> TO BE DONE
- a) According to the text on cash offers, what share of all home sales do cash offers make up today?
- b) Copy the part of the cash offer text starting with "A cash offer is" and going on through "invest that cash.".

A cash offer is a bid on a house where the buyer does not want to get a mortgage or go through any other lending process to get the property. Instead, they’re able to pay the total amount with money they have on hand (or at least money they’ll get after selling their existing property).
There are several advantages to cash offers, which we’ll discuss in a few moments. Many companies have non-mortgage ways of helping with this process, and they’re a good option if you can’t pay in full on the exact day you want to.
Cash offers are excellent for both sides, but they do have a few drawbacks to know about. One obvious limitation is that they immediately tie up a lot of the buyer’s liquidity into a single asset that’s hard to quickly get rid of. Some people might do better with a mortgage even if they can afford to buy the property outright, especially if they want to invest that cash.
Cash offers also lack some tax deductions, especially those related to mortgages. There are cases where taking out a mortgage may result in saving money, though you’ll need an accountant to tell if that applies in any particular situation.
Today, cash offers make up about a quarter of all home sales, mainly because you need to have so much cash on hand to do one. People tend to get mortgages for their first property, but might be able to start making cash offers once they sell that first house.
Why Sellers Like Cash Offers So Much
Here are the main reasons sellers love seeing a cash offer on a house.
No-hassle escrow process
Going through escrow is generally faster when you’re making a cash offer. Lenders can drag things out for various reasons, but if you have the cash, you can put it straight into the escrow account. The most obvious and immediate benefit of this is proving you have the money available to complete the transaction.
With mortgages and similar loans, escrow can take up to 60 days or even longer for particularly complex cases. A cash offer can cut weeks off the time it takes to go through escrow, which means the seller gets their money faster and can make their purchase sooner.

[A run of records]
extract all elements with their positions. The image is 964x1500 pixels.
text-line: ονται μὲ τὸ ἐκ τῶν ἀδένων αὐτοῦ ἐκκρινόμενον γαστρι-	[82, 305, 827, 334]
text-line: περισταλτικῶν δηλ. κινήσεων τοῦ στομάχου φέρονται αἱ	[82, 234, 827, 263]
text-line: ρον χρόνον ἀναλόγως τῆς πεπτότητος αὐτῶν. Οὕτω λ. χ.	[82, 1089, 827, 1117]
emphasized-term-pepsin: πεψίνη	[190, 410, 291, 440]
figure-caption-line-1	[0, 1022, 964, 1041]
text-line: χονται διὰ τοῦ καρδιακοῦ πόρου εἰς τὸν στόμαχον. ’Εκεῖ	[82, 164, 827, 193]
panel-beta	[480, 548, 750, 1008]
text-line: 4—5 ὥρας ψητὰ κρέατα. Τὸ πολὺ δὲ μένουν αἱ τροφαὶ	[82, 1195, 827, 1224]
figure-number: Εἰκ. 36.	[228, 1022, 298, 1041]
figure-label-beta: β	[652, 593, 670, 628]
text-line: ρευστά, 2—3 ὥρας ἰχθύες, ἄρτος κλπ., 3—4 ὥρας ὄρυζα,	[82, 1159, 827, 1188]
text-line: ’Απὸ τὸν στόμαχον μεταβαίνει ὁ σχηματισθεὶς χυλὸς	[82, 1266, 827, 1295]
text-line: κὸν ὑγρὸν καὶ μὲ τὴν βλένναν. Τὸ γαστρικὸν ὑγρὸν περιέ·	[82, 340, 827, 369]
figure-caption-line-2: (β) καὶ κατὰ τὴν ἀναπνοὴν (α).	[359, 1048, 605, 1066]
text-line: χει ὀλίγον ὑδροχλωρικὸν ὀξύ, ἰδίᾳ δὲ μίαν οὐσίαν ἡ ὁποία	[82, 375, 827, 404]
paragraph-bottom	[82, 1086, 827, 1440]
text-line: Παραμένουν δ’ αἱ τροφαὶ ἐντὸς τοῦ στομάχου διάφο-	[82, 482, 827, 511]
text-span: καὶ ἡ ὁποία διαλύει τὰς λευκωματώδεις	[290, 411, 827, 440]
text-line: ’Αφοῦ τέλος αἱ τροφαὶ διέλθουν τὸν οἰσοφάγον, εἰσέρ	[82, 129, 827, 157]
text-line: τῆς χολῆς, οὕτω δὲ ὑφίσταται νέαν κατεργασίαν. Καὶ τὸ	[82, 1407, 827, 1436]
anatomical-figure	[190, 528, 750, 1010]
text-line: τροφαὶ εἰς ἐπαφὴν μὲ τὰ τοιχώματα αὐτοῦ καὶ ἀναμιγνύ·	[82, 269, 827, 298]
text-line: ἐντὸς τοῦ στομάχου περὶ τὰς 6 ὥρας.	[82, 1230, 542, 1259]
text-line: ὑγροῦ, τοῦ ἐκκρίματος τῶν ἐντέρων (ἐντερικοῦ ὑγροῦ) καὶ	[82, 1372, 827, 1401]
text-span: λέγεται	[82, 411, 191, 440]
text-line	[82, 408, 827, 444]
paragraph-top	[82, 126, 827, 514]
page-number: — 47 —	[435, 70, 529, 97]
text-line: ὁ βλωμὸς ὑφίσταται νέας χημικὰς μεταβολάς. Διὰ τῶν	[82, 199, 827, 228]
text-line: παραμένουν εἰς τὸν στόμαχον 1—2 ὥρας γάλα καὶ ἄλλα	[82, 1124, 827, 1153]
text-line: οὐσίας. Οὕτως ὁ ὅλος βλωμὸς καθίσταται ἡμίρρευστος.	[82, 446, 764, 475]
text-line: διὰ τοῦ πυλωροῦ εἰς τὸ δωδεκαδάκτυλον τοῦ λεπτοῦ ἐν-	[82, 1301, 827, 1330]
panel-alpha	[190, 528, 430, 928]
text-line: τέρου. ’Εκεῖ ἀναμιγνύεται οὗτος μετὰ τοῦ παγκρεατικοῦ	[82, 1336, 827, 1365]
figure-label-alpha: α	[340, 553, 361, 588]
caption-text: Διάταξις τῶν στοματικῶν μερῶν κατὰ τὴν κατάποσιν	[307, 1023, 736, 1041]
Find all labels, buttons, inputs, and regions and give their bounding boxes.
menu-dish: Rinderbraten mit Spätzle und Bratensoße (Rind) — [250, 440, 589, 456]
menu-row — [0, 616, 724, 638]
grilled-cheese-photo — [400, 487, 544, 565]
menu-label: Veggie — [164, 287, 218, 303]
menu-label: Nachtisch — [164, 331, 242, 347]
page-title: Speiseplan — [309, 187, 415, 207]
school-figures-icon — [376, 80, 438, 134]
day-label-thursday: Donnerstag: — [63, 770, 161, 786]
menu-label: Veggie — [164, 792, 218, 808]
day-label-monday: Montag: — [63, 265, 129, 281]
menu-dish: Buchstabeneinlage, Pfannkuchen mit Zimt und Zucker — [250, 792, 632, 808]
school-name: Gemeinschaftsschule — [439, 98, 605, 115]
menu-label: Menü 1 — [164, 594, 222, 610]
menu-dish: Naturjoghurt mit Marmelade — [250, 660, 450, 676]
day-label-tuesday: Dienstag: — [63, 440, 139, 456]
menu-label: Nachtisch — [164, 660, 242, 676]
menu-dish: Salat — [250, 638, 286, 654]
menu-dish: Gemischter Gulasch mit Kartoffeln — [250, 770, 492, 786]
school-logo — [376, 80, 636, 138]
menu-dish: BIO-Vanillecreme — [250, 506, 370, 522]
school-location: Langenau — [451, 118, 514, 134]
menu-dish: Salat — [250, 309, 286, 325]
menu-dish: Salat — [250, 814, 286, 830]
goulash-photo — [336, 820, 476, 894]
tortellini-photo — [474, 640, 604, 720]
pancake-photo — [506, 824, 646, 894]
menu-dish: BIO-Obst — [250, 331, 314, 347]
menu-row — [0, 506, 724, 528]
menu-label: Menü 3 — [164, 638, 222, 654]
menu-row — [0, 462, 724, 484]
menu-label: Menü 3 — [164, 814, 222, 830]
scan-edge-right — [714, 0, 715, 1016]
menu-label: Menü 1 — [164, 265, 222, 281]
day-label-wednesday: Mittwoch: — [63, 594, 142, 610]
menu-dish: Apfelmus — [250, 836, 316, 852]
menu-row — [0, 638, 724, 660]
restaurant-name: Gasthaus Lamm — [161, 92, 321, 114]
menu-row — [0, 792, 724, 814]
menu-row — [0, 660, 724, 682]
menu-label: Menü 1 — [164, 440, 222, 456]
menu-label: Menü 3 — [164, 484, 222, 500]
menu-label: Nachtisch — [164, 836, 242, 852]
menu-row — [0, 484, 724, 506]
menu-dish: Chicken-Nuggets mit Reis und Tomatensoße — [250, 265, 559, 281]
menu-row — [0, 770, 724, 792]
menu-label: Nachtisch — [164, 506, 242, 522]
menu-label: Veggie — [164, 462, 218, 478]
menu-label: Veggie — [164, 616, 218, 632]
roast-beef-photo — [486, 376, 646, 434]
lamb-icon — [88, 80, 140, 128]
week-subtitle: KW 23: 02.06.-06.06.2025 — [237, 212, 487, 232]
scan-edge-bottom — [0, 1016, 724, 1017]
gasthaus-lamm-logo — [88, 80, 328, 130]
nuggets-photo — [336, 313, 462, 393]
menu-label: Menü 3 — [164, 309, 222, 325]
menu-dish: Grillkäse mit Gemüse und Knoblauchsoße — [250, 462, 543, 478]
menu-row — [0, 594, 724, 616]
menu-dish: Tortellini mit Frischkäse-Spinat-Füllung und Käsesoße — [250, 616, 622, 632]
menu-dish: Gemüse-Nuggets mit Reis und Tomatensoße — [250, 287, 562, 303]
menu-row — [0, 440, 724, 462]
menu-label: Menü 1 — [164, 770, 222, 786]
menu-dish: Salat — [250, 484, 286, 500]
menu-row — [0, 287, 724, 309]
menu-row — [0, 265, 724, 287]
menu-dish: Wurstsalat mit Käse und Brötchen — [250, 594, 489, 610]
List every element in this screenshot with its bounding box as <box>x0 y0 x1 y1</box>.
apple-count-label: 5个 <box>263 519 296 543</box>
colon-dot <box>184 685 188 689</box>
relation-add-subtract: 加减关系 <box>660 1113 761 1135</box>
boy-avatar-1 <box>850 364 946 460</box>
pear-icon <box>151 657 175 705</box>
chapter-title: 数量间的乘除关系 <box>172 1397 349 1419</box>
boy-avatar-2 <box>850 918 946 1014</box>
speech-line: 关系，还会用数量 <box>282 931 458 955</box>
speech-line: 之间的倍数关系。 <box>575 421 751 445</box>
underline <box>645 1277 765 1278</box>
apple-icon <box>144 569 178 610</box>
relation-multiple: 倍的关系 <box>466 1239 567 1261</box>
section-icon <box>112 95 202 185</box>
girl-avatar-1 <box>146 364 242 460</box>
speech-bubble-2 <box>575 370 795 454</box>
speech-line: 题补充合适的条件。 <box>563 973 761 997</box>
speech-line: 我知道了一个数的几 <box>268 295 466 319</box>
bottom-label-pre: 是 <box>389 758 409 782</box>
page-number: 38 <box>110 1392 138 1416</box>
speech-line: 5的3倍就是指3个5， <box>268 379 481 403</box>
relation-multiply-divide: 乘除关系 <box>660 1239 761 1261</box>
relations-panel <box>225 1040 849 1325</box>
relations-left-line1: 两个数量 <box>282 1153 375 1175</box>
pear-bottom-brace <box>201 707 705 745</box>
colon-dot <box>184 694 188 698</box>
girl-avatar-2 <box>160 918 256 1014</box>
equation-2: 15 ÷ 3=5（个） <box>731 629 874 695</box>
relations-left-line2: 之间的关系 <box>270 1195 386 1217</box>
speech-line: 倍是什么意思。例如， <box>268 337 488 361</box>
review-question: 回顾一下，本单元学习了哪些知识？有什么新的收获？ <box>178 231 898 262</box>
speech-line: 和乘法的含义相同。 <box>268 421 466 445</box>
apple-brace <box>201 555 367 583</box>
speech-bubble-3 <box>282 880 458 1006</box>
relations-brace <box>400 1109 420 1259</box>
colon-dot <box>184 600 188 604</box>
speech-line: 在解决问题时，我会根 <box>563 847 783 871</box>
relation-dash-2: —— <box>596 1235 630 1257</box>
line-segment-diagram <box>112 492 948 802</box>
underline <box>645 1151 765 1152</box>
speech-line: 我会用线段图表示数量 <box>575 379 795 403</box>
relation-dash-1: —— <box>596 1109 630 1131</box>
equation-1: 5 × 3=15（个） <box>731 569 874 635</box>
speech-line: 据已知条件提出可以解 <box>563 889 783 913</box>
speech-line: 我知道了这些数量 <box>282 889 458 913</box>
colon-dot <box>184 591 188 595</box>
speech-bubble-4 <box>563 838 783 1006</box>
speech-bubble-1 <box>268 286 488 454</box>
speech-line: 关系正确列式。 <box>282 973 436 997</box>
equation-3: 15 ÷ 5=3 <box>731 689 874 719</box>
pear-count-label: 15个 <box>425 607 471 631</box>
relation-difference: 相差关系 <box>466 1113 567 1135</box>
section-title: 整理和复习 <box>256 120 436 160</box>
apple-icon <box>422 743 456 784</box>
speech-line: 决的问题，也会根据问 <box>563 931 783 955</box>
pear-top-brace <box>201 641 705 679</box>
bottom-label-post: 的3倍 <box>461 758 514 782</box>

> RESPONSES PER TASK
- a) About a quarter of all home sales.

- b)
A cash offer is a bid on a house where the buyer does not want to get a mortgage or go through any other lending process to get the property. Instead, they’re able to pay the total amount with money they have on hand (or at least money they’ll get after selling their existing property).
There are several advantages to cash offers, which we’ll discuss in a few moments. Many companies have non-mortgage ways of helping with this process, and they’re a good option if you can’t pay in full on the exact day you want to.
Cash offers are excellent for both sides, but they do have a few drawbacks to know about. One obvious limitation is that they immediately tie up a lot of the buyer’s liquidity into a single asset that’s hard to quickly get rid of. Some people might do better with a mortgage even if they can afford to buy the property outright, especially if they want to invest that cash.